» **TASK REQUIREMENTS**
Spot each line that carries the word "speed"; copy those lines.

» **INPUT ROWS**
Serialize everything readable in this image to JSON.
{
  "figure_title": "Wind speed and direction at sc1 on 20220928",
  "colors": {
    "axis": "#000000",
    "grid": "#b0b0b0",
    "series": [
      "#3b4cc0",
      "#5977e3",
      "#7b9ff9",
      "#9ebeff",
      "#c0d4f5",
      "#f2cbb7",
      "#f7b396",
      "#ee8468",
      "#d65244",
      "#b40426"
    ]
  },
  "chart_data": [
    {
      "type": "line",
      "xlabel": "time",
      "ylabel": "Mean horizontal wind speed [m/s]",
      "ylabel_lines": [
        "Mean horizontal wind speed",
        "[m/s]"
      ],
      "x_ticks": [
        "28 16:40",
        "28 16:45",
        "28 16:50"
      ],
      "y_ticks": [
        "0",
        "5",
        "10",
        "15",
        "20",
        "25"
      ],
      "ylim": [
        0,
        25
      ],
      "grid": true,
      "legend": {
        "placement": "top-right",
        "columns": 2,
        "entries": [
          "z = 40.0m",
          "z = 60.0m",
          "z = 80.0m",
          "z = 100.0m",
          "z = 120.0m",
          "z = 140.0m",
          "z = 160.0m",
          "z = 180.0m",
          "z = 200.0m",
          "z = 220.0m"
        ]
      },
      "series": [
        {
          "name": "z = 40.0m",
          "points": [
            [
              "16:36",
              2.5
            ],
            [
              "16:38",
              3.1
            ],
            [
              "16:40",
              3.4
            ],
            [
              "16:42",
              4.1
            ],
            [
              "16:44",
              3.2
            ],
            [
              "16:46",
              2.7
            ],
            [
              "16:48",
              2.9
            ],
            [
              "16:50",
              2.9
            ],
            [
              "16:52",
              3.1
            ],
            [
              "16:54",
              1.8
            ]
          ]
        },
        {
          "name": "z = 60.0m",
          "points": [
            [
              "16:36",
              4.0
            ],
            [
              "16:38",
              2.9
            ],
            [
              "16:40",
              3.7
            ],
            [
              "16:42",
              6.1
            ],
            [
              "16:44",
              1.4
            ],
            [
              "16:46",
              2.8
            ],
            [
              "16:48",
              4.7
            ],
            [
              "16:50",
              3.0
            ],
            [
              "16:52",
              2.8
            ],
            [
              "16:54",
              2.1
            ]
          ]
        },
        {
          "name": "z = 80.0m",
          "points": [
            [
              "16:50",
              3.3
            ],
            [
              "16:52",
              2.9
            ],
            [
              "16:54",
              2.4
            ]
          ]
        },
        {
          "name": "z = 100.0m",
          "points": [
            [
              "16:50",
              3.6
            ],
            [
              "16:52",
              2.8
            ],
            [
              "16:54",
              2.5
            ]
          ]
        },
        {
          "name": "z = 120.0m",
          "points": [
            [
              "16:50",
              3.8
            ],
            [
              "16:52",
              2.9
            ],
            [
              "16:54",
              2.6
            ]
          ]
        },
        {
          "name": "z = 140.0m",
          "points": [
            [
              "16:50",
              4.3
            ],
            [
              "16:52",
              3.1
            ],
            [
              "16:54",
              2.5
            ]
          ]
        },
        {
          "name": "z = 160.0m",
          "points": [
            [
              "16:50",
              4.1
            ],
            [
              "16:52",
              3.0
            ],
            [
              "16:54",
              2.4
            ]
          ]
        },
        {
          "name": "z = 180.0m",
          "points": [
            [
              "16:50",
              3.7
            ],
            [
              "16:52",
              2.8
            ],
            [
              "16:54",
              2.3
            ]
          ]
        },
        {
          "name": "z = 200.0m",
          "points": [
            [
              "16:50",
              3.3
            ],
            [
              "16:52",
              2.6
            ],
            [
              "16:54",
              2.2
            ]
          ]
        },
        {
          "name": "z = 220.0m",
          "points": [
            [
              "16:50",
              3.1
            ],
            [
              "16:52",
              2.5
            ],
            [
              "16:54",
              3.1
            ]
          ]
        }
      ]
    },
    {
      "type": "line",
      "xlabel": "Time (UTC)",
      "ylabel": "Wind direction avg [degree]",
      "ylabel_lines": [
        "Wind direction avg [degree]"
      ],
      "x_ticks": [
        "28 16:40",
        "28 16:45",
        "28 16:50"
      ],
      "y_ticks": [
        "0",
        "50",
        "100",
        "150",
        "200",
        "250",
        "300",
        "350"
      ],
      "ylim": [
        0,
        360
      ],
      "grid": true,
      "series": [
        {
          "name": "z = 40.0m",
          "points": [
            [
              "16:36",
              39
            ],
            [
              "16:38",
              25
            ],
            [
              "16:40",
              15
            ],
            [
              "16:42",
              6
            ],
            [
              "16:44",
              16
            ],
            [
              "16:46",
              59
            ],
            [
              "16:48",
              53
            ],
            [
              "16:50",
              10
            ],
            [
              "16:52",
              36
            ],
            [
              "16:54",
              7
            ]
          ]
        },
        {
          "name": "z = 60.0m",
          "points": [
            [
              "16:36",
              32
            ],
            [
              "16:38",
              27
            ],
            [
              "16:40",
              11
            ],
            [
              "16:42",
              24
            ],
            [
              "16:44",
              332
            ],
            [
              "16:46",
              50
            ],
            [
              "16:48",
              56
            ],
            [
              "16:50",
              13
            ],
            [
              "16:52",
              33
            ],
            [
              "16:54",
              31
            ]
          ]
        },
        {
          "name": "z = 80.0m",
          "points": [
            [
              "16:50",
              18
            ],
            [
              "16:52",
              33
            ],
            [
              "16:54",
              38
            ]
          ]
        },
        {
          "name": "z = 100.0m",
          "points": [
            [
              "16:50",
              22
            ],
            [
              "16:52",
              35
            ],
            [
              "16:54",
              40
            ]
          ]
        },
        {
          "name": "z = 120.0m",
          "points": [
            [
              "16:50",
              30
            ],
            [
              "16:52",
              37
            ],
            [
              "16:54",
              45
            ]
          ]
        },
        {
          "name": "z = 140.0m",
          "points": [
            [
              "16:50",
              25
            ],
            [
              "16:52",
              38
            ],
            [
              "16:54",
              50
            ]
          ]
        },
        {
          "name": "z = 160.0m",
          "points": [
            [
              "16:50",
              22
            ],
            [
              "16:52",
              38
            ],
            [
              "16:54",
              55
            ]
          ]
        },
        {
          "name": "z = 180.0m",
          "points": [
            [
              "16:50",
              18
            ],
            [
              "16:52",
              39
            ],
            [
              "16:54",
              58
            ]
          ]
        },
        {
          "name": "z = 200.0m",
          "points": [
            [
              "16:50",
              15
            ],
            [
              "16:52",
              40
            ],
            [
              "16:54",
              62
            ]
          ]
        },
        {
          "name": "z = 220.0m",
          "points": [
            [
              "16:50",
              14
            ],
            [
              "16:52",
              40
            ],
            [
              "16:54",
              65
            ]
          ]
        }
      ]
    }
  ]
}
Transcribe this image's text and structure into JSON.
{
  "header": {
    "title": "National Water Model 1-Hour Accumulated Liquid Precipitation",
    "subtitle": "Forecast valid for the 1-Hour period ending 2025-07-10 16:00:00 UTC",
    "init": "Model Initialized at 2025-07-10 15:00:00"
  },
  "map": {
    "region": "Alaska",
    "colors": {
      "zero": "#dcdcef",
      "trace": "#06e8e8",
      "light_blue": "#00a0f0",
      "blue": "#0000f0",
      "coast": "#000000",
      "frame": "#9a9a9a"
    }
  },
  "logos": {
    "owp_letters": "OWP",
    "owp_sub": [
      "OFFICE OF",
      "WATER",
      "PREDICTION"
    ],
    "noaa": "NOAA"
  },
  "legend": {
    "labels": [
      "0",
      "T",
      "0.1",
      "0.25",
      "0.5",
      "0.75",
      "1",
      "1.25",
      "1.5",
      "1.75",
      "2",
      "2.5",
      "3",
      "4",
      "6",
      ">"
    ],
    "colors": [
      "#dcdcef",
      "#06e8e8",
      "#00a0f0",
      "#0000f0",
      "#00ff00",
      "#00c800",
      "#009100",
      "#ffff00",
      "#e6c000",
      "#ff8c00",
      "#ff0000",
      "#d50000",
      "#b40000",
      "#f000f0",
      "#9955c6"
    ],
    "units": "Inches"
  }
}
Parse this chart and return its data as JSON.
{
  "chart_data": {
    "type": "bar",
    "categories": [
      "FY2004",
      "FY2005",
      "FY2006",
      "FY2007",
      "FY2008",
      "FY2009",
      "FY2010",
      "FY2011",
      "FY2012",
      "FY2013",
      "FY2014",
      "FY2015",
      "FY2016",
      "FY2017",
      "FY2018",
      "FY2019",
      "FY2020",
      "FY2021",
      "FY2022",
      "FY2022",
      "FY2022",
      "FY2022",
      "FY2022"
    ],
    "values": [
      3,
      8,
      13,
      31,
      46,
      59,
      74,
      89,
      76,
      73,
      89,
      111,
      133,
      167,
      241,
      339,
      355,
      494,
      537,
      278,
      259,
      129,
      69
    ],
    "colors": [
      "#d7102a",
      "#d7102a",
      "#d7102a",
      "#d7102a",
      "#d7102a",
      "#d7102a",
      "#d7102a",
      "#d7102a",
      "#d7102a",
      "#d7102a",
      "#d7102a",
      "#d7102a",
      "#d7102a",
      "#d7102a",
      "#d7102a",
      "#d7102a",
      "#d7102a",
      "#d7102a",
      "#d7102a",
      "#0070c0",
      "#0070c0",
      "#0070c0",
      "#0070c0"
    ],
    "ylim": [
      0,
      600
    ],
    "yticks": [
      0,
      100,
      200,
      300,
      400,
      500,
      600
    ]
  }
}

» **THE RESULT**
  "figure_title": "Wind speed and direction at sc1 on 20220928",
      "ylabel": "Mean horizontal wind speed [m/s]",
        "Mean horizontal wind speed",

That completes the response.